## begin

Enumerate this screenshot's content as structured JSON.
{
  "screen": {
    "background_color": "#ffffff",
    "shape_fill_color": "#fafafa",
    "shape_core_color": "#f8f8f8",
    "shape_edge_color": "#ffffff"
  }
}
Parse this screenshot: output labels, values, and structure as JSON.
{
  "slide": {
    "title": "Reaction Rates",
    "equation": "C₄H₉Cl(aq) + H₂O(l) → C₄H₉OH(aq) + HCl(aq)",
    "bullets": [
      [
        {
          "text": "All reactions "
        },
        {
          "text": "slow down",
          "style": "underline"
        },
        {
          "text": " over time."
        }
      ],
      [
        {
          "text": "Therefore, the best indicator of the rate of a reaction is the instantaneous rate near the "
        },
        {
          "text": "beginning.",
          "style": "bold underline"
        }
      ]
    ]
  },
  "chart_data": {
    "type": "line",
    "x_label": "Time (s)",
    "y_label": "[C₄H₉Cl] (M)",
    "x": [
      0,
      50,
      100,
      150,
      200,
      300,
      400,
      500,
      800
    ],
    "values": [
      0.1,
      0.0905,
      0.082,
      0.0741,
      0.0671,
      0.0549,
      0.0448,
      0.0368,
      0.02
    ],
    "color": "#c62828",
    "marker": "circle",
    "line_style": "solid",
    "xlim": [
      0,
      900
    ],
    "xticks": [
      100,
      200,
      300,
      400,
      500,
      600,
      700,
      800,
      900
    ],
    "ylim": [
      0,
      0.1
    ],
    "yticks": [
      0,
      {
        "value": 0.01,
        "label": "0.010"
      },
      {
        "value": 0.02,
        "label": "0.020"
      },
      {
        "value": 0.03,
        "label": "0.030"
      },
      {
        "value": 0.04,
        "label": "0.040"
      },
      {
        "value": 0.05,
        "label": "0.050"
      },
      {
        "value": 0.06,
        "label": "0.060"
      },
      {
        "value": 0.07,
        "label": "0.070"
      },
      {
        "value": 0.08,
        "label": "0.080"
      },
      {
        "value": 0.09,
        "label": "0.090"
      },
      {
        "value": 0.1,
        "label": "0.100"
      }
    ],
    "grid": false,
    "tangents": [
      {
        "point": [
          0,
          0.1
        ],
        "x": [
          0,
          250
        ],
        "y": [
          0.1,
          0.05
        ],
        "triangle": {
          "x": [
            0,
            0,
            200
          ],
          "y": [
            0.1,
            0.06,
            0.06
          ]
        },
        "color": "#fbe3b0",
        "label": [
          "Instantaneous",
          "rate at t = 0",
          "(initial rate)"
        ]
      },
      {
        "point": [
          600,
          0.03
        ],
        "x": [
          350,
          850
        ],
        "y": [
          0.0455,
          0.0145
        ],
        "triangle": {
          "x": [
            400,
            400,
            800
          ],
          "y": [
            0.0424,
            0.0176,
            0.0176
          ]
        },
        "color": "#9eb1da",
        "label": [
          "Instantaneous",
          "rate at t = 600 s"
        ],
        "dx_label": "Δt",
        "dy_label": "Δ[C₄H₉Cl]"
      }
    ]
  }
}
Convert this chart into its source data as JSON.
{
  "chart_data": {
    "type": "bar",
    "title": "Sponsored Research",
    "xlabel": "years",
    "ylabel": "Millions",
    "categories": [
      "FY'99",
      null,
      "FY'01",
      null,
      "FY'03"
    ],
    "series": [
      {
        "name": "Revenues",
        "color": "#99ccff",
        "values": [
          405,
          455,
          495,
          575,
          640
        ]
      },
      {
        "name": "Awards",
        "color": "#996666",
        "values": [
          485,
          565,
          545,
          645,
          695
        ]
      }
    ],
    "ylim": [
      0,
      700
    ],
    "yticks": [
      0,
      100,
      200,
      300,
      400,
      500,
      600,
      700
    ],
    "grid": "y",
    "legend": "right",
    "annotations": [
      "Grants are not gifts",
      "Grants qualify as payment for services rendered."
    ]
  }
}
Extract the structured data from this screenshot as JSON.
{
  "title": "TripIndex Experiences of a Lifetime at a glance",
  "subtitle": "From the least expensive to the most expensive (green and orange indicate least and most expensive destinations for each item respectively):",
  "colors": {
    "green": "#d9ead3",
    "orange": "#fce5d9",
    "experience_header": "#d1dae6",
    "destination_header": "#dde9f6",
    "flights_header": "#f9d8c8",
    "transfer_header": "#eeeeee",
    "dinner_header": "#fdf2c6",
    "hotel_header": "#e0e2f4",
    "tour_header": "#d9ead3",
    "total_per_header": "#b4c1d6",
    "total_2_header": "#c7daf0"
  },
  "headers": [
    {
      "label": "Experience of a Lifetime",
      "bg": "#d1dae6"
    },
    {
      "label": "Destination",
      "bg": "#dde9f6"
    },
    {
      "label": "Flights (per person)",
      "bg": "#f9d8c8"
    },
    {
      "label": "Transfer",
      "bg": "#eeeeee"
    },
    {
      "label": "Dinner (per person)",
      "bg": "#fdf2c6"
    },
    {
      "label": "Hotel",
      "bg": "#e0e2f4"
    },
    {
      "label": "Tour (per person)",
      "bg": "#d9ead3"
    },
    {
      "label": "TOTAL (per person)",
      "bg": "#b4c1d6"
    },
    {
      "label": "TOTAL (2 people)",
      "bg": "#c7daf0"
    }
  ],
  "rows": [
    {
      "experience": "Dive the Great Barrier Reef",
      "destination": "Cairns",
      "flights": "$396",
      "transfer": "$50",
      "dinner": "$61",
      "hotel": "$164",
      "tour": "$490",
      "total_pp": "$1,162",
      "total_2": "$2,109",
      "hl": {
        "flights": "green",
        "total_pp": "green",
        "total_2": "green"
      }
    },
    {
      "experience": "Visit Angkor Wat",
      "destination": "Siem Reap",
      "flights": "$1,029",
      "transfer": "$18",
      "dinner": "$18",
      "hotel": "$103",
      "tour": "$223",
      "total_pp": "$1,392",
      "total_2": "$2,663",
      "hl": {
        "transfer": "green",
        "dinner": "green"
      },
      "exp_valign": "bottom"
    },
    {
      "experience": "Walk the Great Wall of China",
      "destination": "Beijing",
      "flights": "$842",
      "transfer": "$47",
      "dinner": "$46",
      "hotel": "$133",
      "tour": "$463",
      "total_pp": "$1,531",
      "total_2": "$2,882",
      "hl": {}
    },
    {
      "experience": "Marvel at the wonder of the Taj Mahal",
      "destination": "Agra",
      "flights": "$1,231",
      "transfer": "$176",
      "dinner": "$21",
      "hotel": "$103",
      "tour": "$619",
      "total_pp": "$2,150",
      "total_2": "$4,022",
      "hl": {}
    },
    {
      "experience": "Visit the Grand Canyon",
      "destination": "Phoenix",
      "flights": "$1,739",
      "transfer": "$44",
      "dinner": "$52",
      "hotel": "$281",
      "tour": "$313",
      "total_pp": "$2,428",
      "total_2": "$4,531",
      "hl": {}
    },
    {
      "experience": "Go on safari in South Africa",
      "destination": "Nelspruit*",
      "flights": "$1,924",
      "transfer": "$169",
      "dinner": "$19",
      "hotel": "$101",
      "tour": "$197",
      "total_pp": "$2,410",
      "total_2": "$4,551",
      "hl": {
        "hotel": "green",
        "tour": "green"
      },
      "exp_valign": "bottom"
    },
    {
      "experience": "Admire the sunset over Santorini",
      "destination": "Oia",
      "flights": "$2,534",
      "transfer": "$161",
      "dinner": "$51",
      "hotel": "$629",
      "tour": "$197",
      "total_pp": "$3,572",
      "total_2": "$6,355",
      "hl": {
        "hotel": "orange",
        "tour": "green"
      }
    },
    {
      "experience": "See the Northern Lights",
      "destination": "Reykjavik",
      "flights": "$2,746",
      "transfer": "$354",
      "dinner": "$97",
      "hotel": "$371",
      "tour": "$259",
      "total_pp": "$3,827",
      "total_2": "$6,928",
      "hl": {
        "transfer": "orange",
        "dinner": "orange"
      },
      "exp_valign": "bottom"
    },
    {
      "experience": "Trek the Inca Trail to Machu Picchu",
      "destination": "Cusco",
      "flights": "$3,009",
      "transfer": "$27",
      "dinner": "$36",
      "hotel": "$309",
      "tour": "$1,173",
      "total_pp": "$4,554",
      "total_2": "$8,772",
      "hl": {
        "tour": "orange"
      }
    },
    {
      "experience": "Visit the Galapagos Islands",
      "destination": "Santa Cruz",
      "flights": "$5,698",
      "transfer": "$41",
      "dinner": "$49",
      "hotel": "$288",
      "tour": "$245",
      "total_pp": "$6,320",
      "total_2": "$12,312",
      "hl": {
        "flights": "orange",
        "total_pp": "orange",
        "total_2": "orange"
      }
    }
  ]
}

## end

WHAT IS BEING ASKED — Using the listing above, work out how many of its lines include "JSON", and give only the result.

OUTPUT FOR THIS EXERCISE — 4